* **Raw records**:

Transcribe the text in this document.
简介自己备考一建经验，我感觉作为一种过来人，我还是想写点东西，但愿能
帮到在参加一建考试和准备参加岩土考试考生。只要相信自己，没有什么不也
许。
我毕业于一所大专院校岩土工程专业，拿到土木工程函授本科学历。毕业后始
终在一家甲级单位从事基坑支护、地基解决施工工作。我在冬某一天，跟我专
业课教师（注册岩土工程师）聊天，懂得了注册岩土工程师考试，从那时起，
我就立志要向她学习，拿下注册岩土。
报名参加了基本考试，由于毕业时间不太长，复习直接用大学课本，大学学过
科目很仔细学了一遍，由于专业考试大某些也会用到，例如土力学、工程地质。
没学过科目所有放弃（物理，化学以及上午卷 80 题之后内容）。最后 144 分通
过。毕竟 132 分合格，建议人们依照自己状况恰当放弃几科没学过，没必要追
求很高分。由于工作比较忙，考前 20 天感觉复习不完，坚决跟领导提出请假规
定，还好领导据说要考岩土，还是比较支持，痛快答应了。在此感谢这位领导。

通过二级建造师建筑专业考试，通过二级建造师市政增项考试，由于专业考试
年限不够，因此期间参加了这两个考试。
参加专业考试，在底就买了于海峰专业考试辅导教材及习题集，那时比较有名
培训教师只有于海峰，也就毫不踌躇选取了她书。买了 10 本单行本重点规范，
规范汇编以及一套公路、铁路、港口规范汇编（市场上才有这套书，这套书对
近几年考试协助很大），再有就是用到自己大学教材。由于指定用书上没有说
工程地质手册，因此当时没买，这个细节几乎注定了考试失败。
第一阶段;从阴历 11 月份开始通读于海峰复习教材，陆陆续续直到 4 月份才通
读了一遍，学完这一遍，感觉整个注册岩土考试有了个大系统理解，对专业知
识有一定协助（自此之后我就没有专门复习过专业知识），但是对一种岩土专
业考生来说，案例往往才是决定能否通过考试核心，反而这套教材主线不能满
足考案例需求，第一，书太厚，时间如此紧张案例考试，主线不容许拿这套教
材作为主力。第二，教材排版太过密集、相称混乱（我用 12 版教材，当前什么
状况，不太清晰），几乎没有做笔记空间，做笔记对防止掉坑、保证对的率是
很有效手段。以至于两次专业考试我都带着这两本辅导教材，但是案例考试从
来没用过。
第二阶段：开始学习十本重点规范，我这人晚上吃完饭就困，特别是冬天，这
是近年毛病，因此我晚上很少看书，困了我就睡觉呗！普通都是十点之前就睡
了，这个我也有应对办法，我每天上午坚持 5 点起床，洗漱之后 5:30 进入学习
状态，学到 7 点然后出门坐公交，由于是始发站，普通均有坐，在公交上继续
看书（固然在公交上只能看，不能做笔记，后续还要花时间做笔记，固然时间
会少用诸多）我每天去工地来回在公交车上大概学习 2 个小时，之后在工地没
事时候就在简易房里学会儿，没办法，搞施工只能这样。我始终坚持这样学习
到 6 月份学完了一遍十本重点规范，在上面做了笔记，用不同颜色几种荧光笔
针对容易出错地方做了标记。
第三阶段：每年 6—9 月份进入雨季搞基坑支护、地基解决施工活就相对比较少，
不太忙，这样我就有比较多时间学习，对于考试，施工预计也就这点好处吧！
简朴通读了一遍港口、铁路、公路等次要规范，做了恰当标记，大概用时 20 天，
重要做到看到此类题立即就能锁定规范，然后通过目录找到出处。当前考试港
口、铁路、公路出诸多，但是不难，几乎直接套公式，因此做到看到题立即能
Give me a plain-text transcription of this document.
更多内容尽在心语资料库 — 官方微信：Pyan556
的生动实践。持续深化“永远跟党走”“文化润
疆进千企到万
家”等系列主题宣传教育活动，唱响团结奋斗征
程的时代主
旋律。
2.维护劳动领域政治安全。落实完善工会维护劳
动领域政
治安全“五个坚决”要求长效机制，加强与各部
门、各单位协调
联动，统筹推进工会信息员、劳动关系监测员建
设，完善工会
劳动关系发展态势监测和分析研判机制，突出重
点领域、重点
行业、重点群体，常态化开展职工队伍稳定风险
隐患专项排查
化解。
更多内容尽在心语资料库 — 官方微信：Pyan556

* **Instructions to follow**: Find and copy every line in the entries above where the string "document" occurs.

* **Written response**:
Transcribe the text in this document.
Give me a plain-text transcription of this document.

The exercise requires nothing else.